[start GIVEN INFORMATION]
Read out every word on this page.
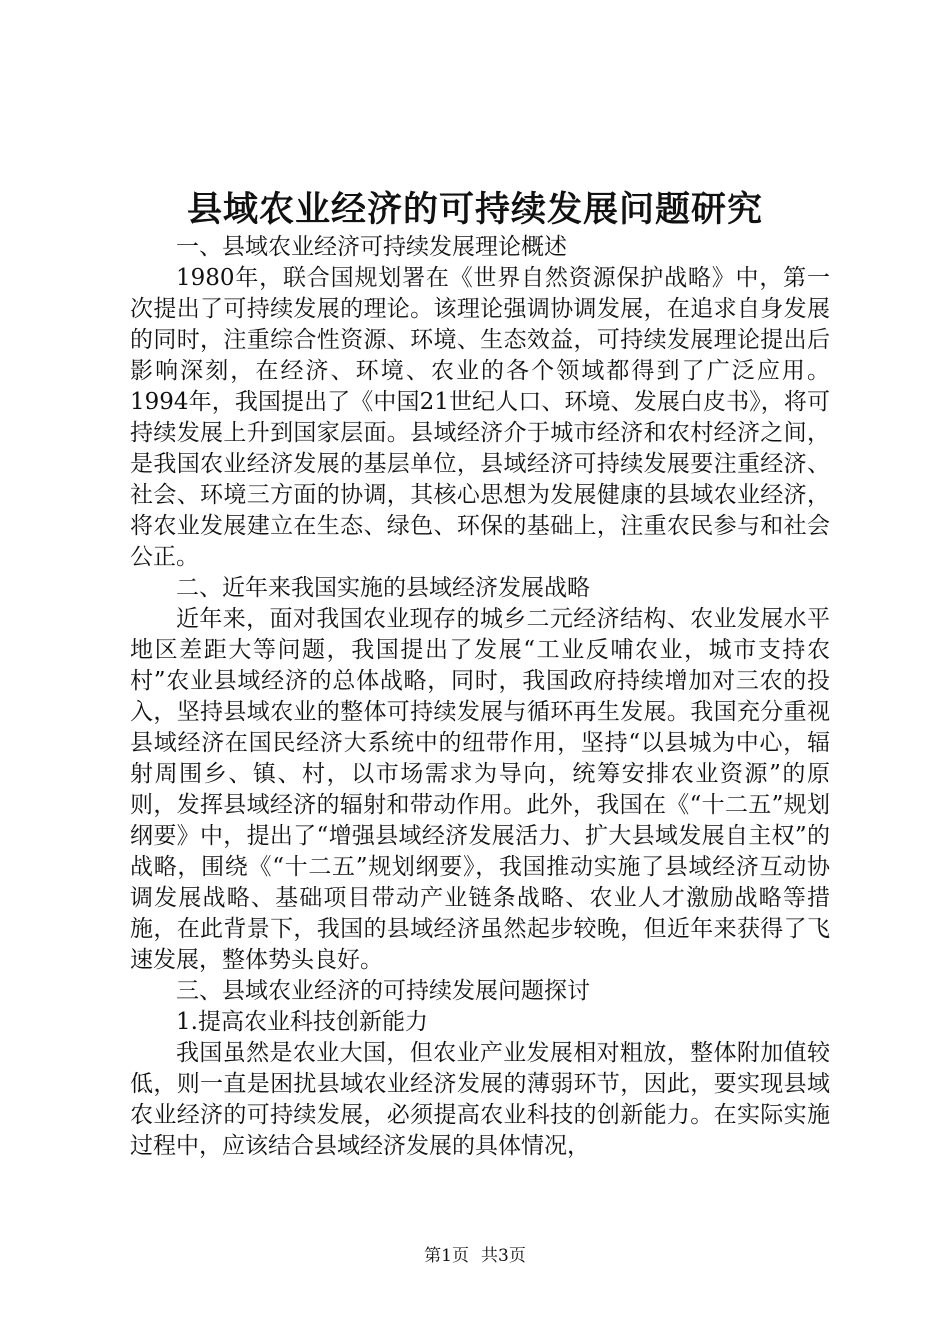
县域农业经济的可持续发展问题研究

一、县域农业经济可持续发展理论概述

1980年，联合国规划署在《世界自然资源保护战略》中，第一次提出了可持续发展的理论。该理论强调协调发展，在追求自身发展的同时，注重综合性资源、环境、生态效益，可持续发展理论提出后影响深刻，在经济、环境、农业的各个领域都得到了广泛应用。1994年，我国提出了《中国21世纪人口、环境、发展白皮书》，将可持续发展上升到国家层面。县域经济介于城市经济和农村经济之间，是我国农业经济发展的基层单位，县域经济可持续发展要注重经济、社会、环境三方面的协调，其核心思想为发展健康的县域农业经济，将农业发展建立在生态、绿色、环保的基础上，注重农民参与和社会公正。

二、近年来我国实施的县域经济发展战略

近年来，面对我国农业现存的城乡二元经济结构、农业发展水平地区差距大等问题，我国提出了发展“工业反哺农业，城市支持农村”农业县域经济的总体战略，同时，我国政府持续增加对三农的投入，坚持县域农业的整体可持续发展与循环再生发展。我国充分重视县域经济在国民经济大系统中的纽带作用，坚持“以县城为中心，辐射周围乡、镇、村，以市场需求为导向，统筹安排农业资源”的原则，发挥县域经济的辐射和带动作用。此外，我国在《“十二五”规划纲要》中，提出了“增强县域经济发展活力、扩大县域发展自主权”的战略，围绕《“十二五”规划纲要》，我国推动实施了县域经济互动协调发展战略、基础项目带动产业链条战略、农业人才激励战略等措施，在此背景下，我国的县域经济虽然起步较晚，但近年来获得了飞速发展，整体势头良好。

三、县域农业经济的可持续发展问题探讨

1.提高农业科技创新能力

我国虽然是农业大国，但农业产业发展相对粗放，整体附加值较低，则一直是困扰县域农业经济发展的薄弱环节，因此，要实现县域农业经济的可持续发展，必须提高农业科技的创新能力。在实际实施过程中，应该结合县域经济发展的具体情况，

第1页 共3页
[end GIVEN INFORMATION]
• [TASK TO COMPLETE] Quote the material in full and exactly; do not carry over its pictures.

• [EXERCISE ANSWER]
Read out every word on this page.
县域农业经济的可持续发展问题研究

一、县域农业经济可持续发展理论概述

1980年，联合国规划署在《世界自然资源保护战略》中，第一次提出了可持续发展的理论。该理论强调协调发展，在追求自身发展的同时，注重综合性资源、环境、生态效益，可持续发展理论提出后影响深刻，在经济、环境、农业的各个领域都得到了广泛应用。1994年，我国提出了《中国21世纪人口、环境、发展白皮书》，将可持续发展上升到国家层面。县域经济介于城市经济和农村经济之间，是我国农业经济发展的基层单位，县域经济可持续发展要注重经济、社会、环境三方面的协调，其核心思想为发展健康的县域农业经济，将农业发展建立在生态、绿色、环保的基础上，注重农民参与和社会公正。

二、近年来我国实施的县域经济发展战略

近年来，面对我国农业现存的城乡二元经济结构、农业发展水平地区差距大等问题，我国提出了发展“工业反哺农业，城市支持农村”农业县域经济的总体战略，同时，我国政府持续增加对三农的投入，坚持县域农业的整体可持续发展与循环再生发展。我国充分重视县域经济在国民经济大系统中的纽带作用，坚持“以县城为中心，辐射周围乡、镇、村，以市场需求为导向，统筹安排农业资源”的原则，发挥县域经济的辐射和带动作用。此外，我国在《“十二五”规划纲要》中，提出了“增强县域经济发展活力、扩大县域发展自主权”的战略，围绕《“十二五”规划纲要》，我国推动实施了县域经济互动协调发展战略、基础项目带动产业链条战略、农业人才激励战略等措施，在此背景下，我国的县域经济虽然起步较晚，但近年来获得了飞速发展，整体势头良好。

三、县域农业经济的可持续发展问题探讨

1.提高农业科技创新能力

我国虽然是农业大国，但农业产业发展相对粗放，整体附加值较低，则一直是困扰县域农业经济发展的薄弱环节，因此，要实现县域农业经济的可持续发展，必须提高农业科技的创新能力。在实际实施过程中，应该结合县域经济发展的具体情况，

第1页 共3页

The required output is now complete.